= Records for the exercise =
┄┄┄┄┄┄

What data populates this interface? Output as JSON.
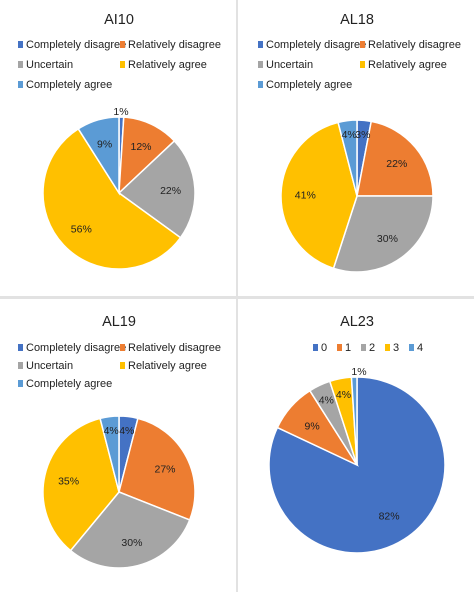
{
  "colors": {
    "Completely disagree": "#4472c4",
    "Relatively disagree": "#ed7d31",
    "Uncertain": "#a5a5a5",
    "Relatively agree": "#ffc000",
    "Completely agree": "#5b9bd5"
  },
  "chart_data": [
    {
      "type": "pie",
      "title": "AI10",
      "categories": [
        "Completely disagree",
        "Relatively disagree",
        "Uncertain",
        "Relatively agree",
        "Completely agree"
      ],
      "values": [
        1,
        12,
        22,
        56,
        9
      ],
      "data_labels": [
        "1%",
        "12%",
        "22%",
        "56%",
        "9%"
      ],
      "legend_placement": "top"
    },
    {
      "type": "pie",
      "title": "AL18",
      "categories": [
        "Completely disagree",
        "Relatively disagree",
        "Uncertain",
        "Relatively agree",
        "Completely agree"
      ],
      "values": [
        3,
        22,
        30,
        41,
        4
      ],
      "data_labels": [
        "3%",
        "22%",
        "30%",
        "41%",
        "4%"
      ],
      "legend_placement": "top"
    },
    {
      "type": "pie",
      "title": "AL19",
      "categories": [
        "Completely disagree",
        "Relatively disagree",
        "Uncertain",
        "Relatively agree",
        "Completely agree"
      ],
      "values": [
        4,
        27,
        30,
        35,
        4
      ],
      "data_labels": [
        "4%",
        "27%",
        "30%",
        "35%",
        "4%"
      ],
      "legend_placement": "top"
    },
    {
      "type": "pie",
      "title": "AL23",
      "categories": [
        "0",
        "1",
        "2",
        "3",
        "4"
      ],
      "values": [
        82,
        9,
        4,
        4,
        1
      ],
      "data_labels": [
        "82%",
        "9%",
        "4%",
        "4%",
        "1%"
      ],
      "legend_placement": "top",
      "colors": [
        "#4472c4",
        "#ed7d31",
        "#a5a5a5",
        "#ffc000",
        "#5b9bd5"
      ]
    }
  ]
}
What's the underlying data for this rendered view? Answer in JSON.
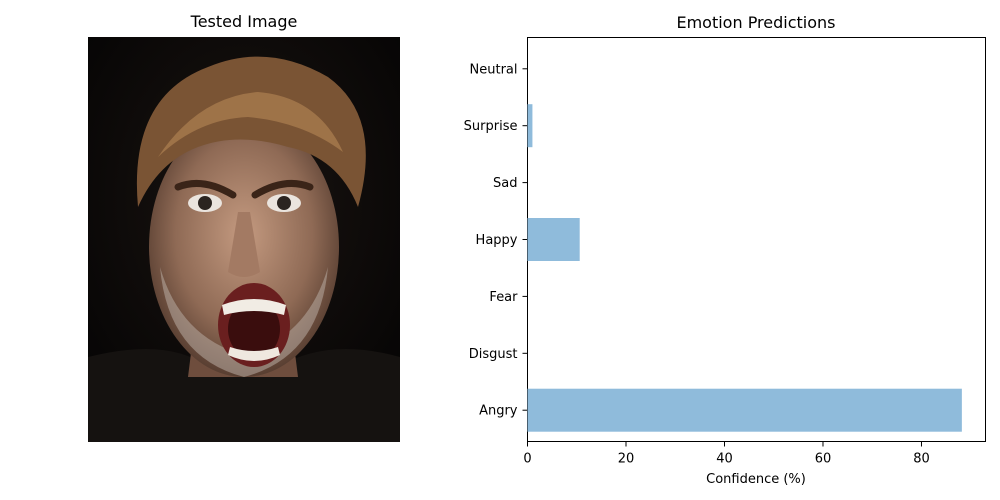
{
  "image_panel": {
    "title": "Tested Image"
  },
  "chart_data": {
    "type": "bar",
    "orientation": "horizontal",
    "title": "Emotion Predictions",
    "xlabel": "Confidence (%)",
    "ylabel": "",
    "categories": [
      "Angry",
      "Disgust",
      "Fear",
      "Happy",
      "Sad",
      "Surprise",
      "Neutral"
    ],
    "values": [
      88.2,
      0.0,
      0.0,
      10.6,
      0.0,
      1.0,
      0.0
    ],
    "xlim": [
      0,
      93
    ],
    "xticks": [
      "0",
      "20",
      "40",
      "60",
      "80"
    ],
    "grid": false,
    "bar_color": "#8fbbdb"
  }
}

┄┄┄┄┄┄

= What you will do =
Copy the entries exactly. Leave out the images.

= Correct response =
What data populates this interface? Output as JSON.
{
  "colors": {
    "Completely disagree": "#4472c4",
    "Relatively disagree": "#ed7d31",
    "Uncertain": "#a5a5a5",
    "Relatively agree": "#ffc000",
    "Completely agree": "#5b9bd5"
  },
  "chart_data": [
    {
      "type": "pie",
      "title": "AI10",
      "categories": [
        "Completely disagree",
        "Relatively disagree",
        "Uncertain",
        "Relatively agree",
        "Completely agree"
      ],
      "values": [
        1,
        12,
        22,
        56,
        9
      ],
      "data_labels": [
        "1%",
        "12%",
        "22%",
        "56%",
        "9%"
      ],
      "legend_placement": "top"
    },
    {
      "type": "pie",
      "title": "AL18",
      "categories": [
        "Completely disagree",
        "Relatively disagree",
        "Uncertain",
        "Relatively agree",
        "Completely agree"
      ],
      "values": [
        3,
        22,
        30,
        41,
        4
      ],
      "data_labels": [
        "3%",
        "22%",
        "30%",
        "41%",
        "4%"
      ],
      "legend_placement": "top"
    },
    {
      "type": "pie",
      "title": "AL19",
      "categories": [
        "Completely disagree",
        "Relatively disagree",
        "Uncertain",
        "Relatively agree",
        "Completely agree"
      ],
      "values": [
        4,
        27,
        30,
        35,
        4
      ],
      "data_labels": [
        "4%",
        "27%",
        "30%",
        "35%",
        "4%"
      ],
      "legend_placement": "top"
    },
    {
      "type": "pie",
      "title": "AL23",
      "categories": [
        "0",
        "1",
        "2",
        "3",
        "4"
      ],
      "values": [
        82,
        9,
        4,
        4,
        1
      ],
      "data_labels": [
        "82%",
        "9%",
        "4%",
        "4%",
        "1%"
      ],
      "legend_placement": "top",
      "colors": [
        "#4472c4",
        "#ed7d31",
        "#a5a5a5",
        "#ffc000",
        "#5b9bd5"
      ]
    }
  ]
}
What's the underlying data for this rendered view? Answer in JSON.
{
  "image_panel": {
    "title": "Tested Image"
  },
  "chart_data": {
    "type": "bar",
    "orientation": "horizontal",
    "title": "Emotion Predictions",
    "xlabel": "Confidence (%)",
    "ylabel": "",
    "categories": [
      "Angry",
      "Disgust",
      "Fear",
      "Happy",
      "Sad",
      "Surprise",
      "Neutral"
    ],
    "values": [
      88.2,
      0.0,
      0.0,
      10.6,
      0.0,
      1.0,
      0.0
    ],
    "xlim": [
      0,
      93
    ],
    "xticks": [
      "0",
      "20",
      "40",
      "60",
      "80"
    ],
    "grid": false,
    "bar_color": "#8fbbdb"
  }
}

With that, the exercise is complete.